>> Start INPUT
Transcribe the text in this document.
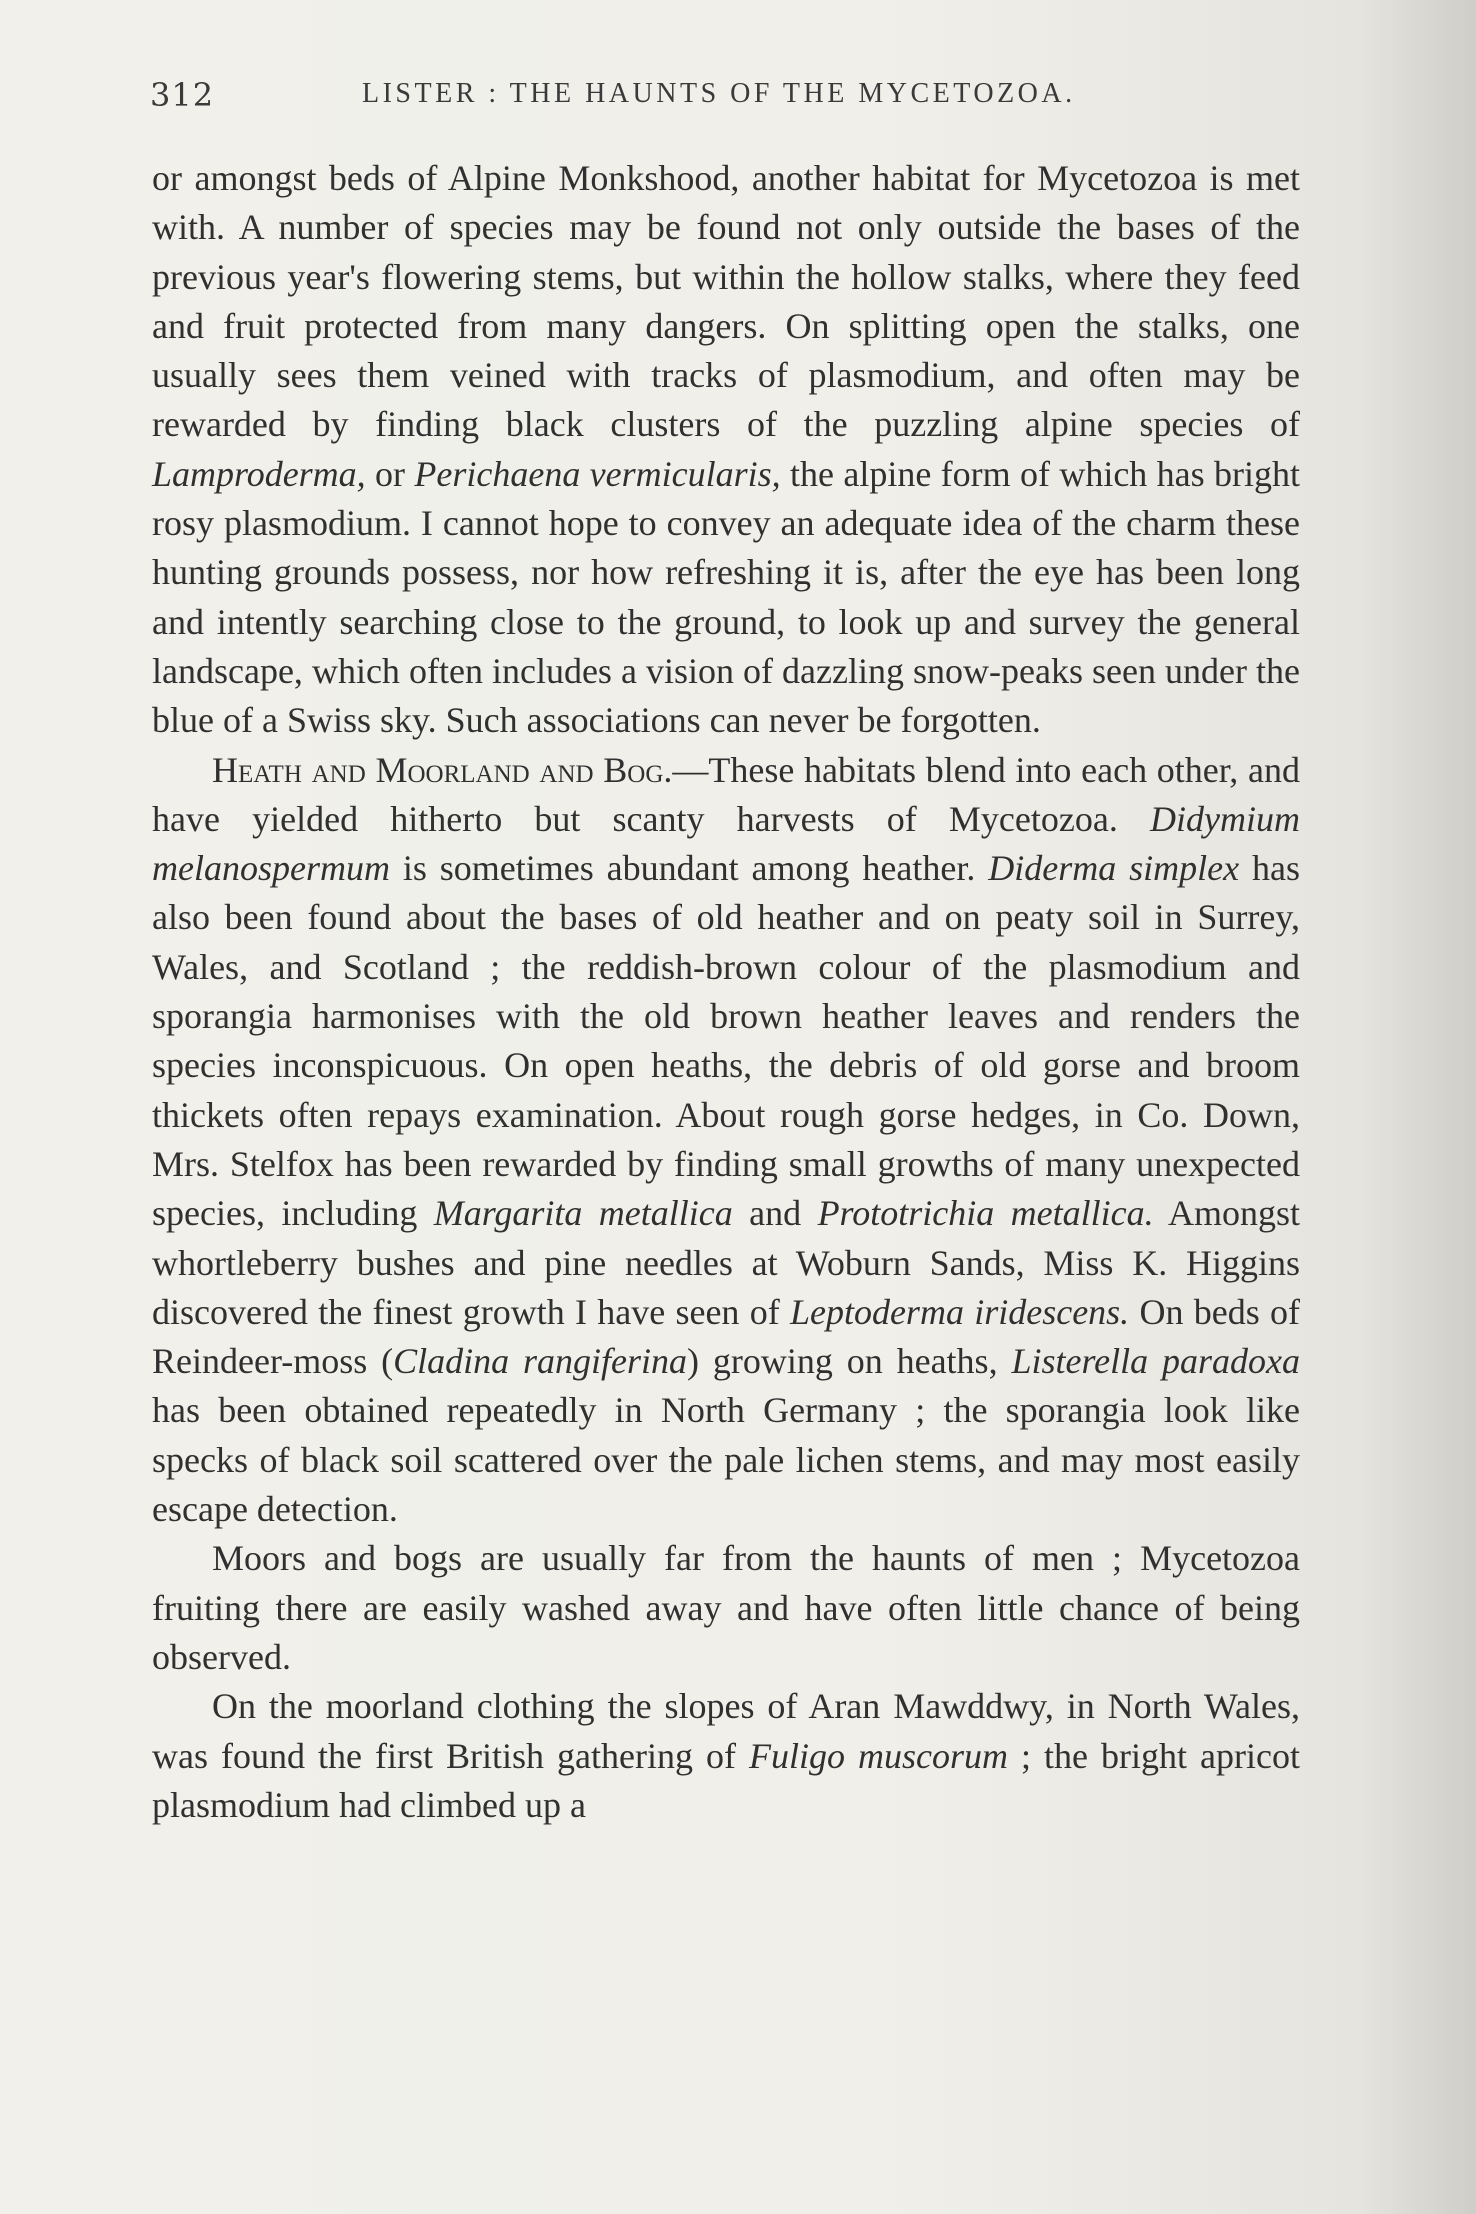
312	LISTER : THE HAUNTS OF THE MYCETOZOA.

or amongst beds of Alpine Monkshood, another habitat for Mycetozoa is met with. A number of species may be found not only outside the bases of the previous year's flowering stems, but within the hollow stalks, where they feed and fruit protected from many dangers. On splitting open the stalks, one usually sees them veined with tracks of plasmodium, and often may be rewarded by finding black clusters of the puzzling alpine species of Lamproderma, or Perichaena vermicularis, the alpine form of which has bright rosy plasmodium. I cannot hope to convey an adequate idea of the charm these hunting grounds possess, nor how refreshing it is, after the eye has been long and intently searching close to the ground, to look up and survey the general landscape, which often includes a vision of dazzling snow-peaks seen under the blue of a Swiss sky. Such associations can never be forgotten.

Heath and Moorland and Bog.—These habitats blend into each other, and have yielded hitherto but scanty harvests of Mycetozoa. Didymium melanospermum is sometimes abundant among heather. Diderma simplex has also been found about the bases of old heather and on peaty soil in Surrey, Wales, and Scotland ; the reddish-brown colour of the plasmodium and sporangia harmonises with the old brown heather leaves and renders the species inconspicuous. On open heaths, the debris of old gorse and broom thickets often repays examination. About rough gorse hedges, in Co. Down, Mrs. Stelfox has been rewarded by finding small growths of many unexpected species, including Margarita metallica and Prototrichia metallica. Amongst whortleberry bushes and pine needles at Woburn Sands, Miss K. Higgins discovered the finest growth I have seen of Leptoderma iridescens. On beds of Reindeer-moss (Cladina rangiferina) growing on heaths, Listerella paradoxa has been obtained repeatedly in North Germany ; the sporangia look like specks of black soil scattered over the pale lichen stems, and may most easily escape detection.

Moors and bogs are usually far from the haunts of men ; Mycetozoa fruiting there are easily washed away and have often little chance of being observed.

On the moorland clothing the slopes of Aran Mawddwy, in North Wales, was found the first British gathering of Fuligo muscorum ; the bright apricot plasmodium had climbed up a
>> End INPUT
**SHORT TASK**
Transcribe the material as is, with images omitted.

**TASK SOLUTION**
Transcribe the text in this document.
312	LISTER : THE HAUNTS OF THE MYCETOZOA.

or amongst beds of Alpine Monkshood, another habitat for Mycetozoa is met with. A number of species may be found not only outside the bases of the previous year's flowering stems, but within the hollow stalks, where they feed and fruit protected from many dangers. On splitting open the stalks, one usually sees them veined with tracks of plasmodium, and often may be rewarded by finding black clusters of the puzzling alpine species of Lamproderma, or Perichaena vermicularis, the alpine form of which has bright rosy plasmodium. I cannot hope to convey an adequate idea of the charm these hunting grounds possess, nor how refreshing it is, after the eye has been long and intently searching close to the ground, to look up and survey the general landscape, which often includes a vision of dazzling snow-peaks seen under the blue of a Swiss sky. Such associations can never be forgotten.

Heath and Moorland and Bog.—These habitats blend into each other, and have yielded hitherto but scanty harvests of Mycetozoa. Didymium melanospermum is sometimes abundant among heather. Diderma simplex has also been found about the bases of old heather and on peaty soil in Surrey, Wales, and Scotland ; the reddish-brown colour of the plasmodium and sporangia harmonises with the old brown heather leaves and renders the species inconspicuous. On open heaths, the debris of old gorse and broom thickets often repays examination. About rough gorse hedges, in Co. Down, Mrs. Stelfox has been rewarded by finding small growths of many unexpected species, including Margarita metallica and Prototrichia metallica. Amongst whortleberry bushes and pine needles at Woburn Sands, Miss K. Higgins discovered the finest growth I have seen of Leptoderma iridescens. On beds of Reindeer-moss (Cladina rangiferina) growing on heaths, Listerella paradoxa has been obtained repeatedly in North Germany ; the sporangia look like specks of black soil scattered over the pale lichen stems, and may most easily escape detection.

Moors and bogs are usually far from the haunts of men ; Mycetozoa fruiting there are easily washed away and have often little chance of being observed.

On the moorland clothing the slopes of Aran Mawddwy, in North Wales, was found the first British gathering of Fuligo muscorum ; the bright apricot plasmodium had climbed up a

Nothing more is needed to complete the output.